Copy all the entries below exactly, but not the pictures.

─── Data rows ───

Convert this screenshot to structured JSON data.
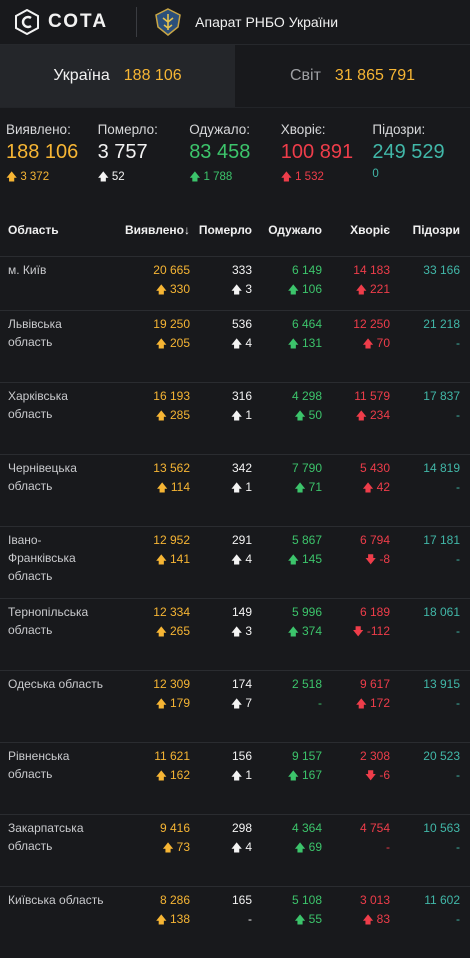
{
  "header": {
    "brand": "СОТА",
    "org": "Апарат РНБО України"
  },
  "tabs": [
    {
      "label": "Україна",
      "value": "188 106"
    },
    {
      "label": "Світ",
      "value": "31 865 791"
    }
  ],
  "summary": [
    {
      "label": "Виявлено:",
      "value": "188 106",
      "delta": "3 372",
      "arrow": "up",
      "color": "yellow"
    },
    {
      "label": "Померло:",
      "value": "3 757",
      "delta": "52",
      "arrow": "up",
      "color": "white"
    },
    {
      "label": "Одужало:",
      "value": "83 458",
      "delta": "1 788",
      "arrow": "up",
      "color": "green"
    },
    {
      "label": "Хворіє:",
      "value": "100 891",
      "delta": "1 532",
      "arrow": "up",
      "color": "red"
    },
    {
      "label": "Підозри:",
      "value": "249 529",
      "delta": "0",
      "arrow": "none",
      "color": "teal"
    }
  ],
  "table": {
    "headers": [
      "Область",
      "Виявлено↓",
      "Померло",
      "Одужало",
      "Хворіє",
      "Підозри"
    ],
    "rows": [
      {
        "region": "м. Київ",
        "c1": "20 665",
        "d1": "330",
        "c2": "333",
        "d2": "3",
        "c3": "6 149",
        "d3": "106",
        "c4": "14 183",
        "d4": "221",
        "c5": "33 166",
        "d5": ""
      },
      {
        "region": "Львівська область",
        "c1": "19 250",
        "d1": "205",
        "c2": "536",
        "d2": "4",
        "c3": "6 464",
        "d3": "131",
        "c4": "12 250",
        "d4": "70",
        "c5": "21 218",
        "d5": "-"
      },
      {
        "region": "Харківська область",
        "c1": "16 193",
        "d1": "285",
        "c2": "316",
        "d2": "1",
        "c3": "4 298",
        "d3": "50",
        "c4": "11 579",
        "d4": "234",
        "c5": "17 837",
        "d5": "-"
      },
      {
        "region": "Чернівецька область",
        "c1": "13 562",
        "d1": "114",
        "c2": "342",
        "d2": "1",
        "c3": "7 790",
        "d3": "71",
        "c4": "5 430",
        "d4": "42",
        "c5": "14 819",
        "d5": "-"
      },
      {
        "region": "Івано-Франківська область",
        "c1": "12 952",
        "d1": "141",
        "c2": "291",
        "d2": "4",
        "c3": "5 867",
        "d3": "145",
        "c4": "6 794",
        "d4": "-8",
        "c5": "17 181",
        "d5": "-"
      },
      {
        "region": "Тернопільська область",
        "c1": "12 334",
        "d1": "265",
        "c2": "149",
        "d2": "3",
        "c3": "5 996",
        "d3": "374",
        "c4": "6 189",
        "d4": "-112",
        "c5": "18 061",
        "d5": "-"
      },
      {
        "region": "Одеська область",
        "c1": "12 309",
        "d1": "179",
        "c2": "174",
        "d2": "7",
        "c3": "2 518",
        "d3": "-",
        "c4": "9 617",
        "d4": "172",
        "c5": "13 915",
        "d5": "-"
      },
      {
        "region": "Рівненська область",
        "c1": "11 621",
        "d1": "162",
        "c2": "156",
        "d2": "1",
        "c3": "9 157",
        "d3": "167",
        "c4": "2 308",
        "d4": "-6",
        "c5": "20 523",
        "d5": "-"
      },
      {
        "region": "Закарпатська область",
        "c1": "9 416",
        "d1": "73",
        "c2": "298",
        "d2": "4",
        "c3": "4 364",
        "d3": "69",
        "c4": "4 754",
        "d4": "-",
        "c5": "10 563",
        "d5": "-"
      },
      {
        "region": "Київська область",
        "c1": "8 286",
        "d1": "138",
        "c2": "165",
        "d2": "-",
        "c3": "5 108",
        "d3": "55",
        "c4": "3 013",
        "d4": "83",
        "c5": "11 602",
        "d5": "-"
      }
    ]
  },
  "colors": {
    "yellow": "#f6b534",
    "white": "#f3f3f3",
    "green": "#3cc46b",
    "red": "#ee3d4a",
    "teal": "#41b7a8",
    "background": "#18191c"
  }
}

───

Answer to the exercise -
Convert this screenshot to structured JSON data.
{
  "header": {
    "brand": "СОТА",
    "org": "Апарат РНБО України"
  },
  "tabs": [
    {
      "label": "Україна",
      "value": "188 106"
    },
    {
      "label": "Світ",
      "value": "31 865 791"
    }
  ],
  "summary": [
    {
      "label": "Виявлено:",
      "value": "188 106",
      "delta": "3 372",
      "arrow": "up",
      "color": "yellow"
    },
    {
      "label": "Померло:",
      "value": "3 757",
      "delta": "52",
      "arrow": "up",
      "color": "white"
    },
    {
      "label": "Одужало:",
      "value": "83 458",
      "delta": "1 788",
      "arrow": "up",
      "color": "green"
    },
    {
      "label": "Хворіє:",
      "value": "100 891",
      "delta": "1 532",
      "arrow": "up",
      "color": "red"
    },
    {
      "label": "Підозри:",
      "value": "249 529",
      "delta": "0",
      "arrow": "none",
      "color": "teal"
    }
  ],
  "table": {
    "headers": [
      "Область",
      "Виявлено↓",
      "Померло",
      "Одужало",
      "Хворіє",
      "Підозри"
    ],
    "rows": [
      {
        "region": "м. Київ",
        "c1": "20 665",
        "d1": "330",
        "c2": "333",
        "d2": "3",
        "c3": "6 149",
        "d3": "106",
        "c4": "14 183",
        "d4": "221",
        "c5": "33 166",
        "d5": ""
      },
      {
        "region": "Львівська область",
        "c1": "19 250",
        "d1": "205",
        "c2": "536",
        "d2": "4",
        "c3": "6 464",
        "d3": "131",
        "c4": "12 250",
        "d4": "70",
        "c5": "21 218",
        "d5": "-"
      },
      {
        "region": "Харківська область",
        "c1": "16 193",
        "d1": "285",
        "c2": "316",
        "d2": "1",
        "c3": "4 298",
        "d3": "50",
        "c4": "11 579",
        "d4": "234",
        "c5": "17 837",
        "d5": "-"
      },
      {
        "region": "Чернівецька область",
        "c1": "13 562",
        "d1": "114",
        "c2": "342",
        "d2": "1",
        "c3": "7 790",
        "d3": "71",
        "c4": "5 430",
        "d4": "42",
        "c5": "14 819",
        "d5": "-"
      },
      {
        "region": "Івано-Франківська область",
        "c1": "12 952",
        "d1": "141",
        "c2": "291",
        "d2": "4",
        "c3": "5 867",
        "d3": "145",
        "c4": "6 794",
        "d4": "-8",
        "c5": "17 181",
        "d5": "-"
      },
      {
        "region": "Тернопільська область",
        "c1": "12 334",
        "d1": "265",
        "c2": "149",
        "d2": "3",
        "c3": "5 996",
        "d3": "374",
        "c4": "6 189",
        "d4": "-112",
        "c5": "18 061",
        "d5": "-"
      },
      {
        "region": "Одеська область",
        "c1": "12 309",
        "d1": "179",
        "c2": "174",
        "d2": "7",
        "c3": "2 518",
        "d3": "-",
        "c4": "9 617",
        "d4": "172",
        "c5": "13 915",
        "d5": "-"
      },
      {
        "region": "Рівненська область",
        "c1": "11 621",
        "d1": "162",
        "c2": "156",
        "d2": "1",
        "c3": "9 157",
        "d3": "167",
        "c4": "2 308",
        "d4": "-6",
        "c5": "20 523",
        "d5": "-"
      },
      {
        "region": "Закарпатська область",
        "c1": "9 416",
        "d1": "73",
        "c2": "298",
        "d2": "4",
        "c3": "4 364",
        "d3": "69",
        "c4": "4 754",
        "d4": "-",
        "c5": "10 563",
        "d5": "-"
      },
      {
        "region": "Київська область",
        "c1": "8 286",
        "d1": "138",
        "c2": "165",
        "d2": "-",
        "c3": "5 108",
        "d3": "55",
        "c4": "3 013",
        "d4": "83",
        "c5": "11 602",
        "d5": "-"
      }
    ]
  },
  "colors": {
    "yellow": "#f6b534",
    "white": "#f3f3f3",
    "green": "#3cc46b",
    "red": "#ee3d4a",
    "teal": "#41b7a8",
    "background": "#18191c"
  }
}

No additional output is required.